• _What is being asked_: Reproduce verbatim the entries from the line containing "I need the location" to the line containing "- button[interactable]: [198, 24, 231, 58]", both of those lines included, and output nothing else.

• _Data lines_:

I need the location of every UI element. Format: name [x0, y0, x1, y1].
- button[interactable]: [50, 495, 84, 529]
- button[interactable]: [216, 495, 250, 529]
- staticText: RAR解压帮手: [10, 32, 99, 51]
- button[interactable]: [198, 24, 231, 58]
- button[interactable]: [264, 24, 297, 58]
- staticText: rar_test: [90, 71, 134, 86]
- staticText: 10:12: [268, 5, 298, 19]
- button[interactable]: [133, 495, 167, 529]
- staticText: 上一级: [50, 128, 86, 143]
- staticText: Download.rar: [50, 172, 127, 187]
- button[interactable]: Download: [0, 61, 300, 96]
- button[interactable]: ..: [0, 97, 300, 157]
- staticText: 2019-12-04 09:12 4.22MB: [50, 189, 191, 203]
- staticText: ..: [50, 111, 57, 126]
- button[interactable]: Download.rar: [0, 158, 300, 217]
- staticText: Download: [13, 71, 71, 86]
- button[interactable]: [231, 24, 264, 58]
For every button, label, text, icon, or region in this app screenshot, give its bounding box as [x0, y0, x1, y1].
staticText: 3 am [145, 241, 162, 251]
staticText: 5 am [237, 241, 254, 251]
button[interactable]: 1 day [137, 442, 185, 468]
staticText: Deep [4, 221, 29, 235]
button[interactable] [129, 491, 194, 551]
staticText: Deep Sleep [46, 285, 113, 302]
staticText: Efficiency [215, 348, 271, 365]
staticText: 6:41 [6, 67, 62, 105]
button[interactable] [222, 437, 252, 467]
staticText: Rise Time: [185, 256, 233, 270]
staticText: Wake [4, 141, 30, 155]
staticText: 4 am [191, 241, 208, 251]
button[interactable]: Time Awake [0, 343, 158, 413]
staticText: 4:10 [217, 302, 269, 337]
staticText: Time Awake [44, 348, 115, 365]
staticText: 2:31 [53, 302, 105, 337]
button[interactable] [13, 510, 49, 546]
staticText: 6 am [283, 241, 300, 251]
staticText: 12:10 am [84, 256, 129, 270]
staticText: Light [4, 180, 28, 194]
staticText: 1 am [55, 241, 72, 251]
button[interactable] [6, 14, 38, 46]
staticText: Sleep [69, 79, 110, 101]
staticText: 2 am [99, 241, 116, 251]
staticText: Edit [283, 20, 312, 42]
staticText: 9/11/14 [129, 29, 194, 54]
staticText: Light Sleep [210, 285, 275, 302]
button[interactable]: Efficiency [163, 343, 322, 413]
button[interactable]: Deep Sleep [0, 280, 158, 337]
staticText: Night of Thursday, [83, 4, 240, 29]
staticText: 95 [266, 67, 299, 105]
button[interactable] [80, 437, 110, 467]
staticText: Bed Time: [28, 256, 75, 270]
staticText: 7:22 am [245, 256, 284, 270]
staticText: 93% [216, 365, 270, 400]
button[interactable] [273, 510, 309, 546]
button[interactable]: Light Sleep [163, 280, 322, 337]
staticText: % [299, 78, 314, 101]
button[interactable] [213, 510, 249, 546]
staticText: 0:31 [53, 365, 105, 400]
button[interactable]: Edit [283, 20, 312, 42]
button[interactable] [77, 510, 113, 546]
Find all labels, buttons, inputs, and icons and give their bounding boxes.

...

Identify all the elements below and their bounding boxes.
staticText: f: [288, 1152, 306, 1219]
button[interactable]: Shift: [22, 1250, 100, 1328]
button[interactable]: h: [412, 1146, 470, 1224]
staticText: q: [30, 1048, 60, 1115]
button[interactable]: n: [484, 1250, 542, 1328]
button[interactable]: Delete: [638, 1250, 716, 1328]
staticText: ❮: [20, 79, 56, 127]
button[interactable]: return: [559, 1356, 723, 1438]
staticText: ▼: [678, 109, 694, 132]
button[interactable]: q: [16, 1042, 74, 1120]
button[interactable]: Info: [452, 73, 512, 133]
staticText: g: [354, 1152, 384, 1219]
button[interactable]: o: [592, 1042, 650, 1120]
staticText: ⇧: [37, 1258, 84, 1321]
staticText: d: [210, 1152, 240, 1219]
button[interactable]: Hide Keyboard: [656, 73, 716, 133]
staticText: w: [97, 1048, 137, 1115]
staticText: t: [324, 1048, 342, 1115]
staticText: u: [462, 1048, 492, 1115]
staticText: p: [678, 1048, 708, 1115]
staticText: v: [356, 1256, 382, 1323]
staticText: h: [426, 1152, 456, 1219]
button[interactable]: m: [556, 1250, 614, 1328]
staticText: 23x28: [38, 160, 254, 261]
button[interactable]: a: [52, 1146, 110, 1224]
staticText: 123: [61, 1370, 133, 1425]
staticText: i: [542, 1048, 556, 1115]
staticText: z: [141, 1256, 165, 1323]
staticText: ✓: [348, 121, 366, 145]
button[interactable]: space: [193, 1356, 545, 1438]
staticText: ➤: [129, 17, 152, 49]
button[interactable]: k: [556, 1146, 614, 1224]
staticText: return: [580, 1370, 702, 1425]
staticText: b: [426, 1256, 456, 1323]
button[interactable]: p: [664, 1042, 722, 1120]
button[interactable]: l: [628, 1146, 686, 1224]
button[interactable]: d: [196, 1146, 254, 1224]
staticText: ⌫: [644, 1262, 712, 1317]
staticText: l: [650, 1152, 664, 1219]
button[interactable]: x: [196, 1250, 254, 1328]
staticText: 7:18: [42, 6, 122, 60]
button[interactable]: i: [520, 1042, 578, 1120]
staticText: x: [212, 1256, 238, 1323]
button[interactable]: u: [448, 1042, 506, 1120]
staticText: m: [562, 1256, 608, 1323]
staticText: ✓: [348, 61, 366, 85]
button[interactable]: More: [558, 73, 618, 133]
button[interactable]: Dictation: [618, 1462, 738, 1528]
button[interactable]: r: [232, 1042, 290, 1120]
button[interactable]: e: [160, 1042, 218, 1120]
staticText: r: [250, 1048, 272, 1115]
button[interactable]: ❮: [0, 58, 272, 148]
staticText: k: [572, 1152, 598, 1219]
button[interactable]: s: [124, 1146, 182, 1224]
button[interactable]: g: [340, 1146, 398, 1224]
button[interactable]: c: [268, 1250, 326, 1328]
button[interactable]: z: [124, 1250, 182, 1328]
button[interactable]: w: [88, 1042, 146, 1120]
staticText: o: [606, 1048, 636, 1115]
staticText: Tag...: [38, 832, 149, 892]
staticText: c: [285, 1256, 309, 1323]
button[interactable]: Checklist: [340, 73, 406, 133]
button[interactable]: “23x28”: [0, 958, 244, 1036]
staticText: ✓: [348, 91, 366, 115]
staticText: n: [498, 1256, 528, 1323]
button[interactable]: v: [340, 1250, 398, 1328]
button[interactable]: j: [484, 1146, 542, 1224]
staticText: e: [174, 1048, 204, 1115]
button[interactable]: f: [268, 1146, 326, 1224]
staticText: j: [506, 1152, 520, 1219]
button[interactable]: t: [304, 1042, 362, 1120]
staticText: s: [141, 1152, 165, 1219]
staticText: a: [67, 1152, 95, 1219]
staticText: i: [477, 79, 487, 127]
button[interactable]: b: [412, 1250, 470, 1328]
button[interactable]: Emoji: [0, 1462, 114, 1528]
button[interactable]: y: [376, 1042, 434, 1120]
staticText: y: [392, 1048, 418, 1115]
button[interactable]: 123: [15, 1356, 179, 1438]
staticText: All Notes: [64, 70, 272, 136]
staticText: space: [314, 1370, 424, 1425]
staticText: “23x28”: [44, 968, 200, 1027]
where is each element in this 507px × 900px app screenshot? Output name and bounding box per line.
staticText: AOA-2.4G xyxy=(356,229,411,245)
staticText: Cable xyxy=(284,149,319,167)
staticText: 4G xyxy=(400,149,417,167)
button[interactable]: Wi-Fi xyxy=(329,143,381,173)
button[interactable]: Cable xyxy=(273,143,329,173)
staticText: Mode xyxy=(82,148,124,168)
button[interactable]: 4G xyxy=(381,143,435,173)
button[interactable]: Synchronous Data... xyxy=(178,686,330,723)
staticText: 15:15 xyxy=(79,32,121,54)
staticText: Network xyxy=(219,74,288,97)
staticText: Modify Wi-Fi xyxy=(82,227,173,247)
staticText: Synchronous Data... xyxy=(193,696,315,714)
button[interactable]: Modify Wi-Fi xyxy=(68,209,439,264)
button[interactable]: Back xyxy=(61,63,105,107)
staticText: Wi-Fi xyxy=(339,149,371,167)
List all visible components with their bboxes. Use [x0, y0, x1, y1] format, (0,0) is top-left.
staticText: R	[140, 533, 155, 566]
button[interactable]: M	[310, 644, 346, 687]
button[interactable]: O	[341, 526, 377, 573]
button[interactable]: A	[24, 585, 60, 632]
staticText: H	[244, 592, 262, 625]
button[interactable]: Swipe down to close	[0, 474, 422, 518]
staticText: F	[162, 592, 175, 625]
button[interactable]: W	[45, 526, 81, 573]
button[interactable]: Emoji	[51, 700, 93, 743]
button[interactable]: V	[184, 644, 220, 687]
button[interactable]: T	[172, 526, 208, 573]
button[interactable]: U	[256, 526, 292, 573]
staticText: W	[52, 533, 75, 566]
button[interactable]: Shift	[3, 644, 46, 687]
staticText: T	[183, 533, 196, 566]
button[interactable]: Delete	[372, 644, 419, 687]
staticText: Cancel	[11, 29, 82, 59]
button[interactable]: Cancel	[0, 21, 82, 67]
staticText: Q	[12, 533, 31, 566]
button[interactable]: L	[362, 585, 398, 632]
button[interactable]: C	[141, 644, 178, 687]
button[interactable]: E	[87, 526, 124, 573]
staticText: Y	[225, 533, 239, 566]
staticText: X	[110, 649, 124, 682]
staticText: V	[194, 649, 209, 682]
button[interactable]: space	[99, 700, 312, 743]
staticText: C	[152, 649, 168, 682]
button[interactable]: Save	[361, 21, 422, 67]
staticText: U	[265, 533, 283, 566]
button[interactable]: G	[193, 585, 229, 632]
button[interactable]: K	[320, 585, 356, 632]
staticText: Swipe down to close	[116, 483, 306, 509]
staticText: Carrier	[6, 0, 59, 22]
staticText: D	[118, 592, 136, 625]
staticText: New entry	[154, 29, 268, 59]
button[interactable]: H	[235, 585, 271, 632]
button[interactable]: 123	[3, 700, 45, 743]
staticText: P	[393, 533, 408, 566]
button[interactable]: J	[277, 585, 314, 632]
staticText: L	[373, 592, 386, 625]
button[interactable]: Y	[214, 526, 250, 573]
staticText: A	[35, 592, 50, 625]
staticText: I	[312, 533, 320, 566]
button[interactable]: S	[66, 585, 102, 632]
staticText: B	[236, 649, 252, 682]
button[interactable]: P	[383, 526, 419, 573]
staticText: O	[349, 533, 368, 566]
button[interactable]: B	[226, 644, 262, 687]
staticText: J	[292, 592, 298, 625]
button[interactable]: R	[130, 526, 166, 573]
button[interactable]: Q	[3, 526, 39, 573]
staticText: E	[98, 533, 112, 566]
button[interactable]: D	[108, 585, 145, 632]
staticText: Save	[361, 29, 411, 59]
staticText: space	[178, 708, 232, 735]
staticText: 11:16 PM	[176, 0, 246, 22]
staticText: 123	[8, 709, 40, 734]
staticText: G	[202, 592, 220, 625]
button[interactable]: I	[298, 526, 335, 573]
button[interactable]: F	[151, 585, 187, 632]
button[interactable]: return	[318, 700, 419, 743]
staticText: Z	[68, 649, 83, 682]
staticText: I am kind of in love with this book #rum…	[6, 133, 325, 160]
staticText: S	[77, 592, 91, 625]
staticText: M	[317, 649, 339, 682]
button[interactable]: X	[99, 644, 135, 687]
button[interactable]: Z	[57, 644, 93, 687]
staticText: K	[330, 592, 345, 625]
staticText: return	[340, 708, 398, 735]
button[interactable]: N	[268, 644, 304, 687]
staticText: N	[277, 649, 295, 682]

• _Solution to the exercise_:
I need the location of every UI element. Format: name [x0, y0, x1, y1].
- button[interactable]: [50, 495, 84, 529]
- button[interactable]: [216, 495, 250, 529]
- staticText: RAR解压帮手: [10, 32, 99, 51]
- button[interactable]: [198, 24, 231, 58]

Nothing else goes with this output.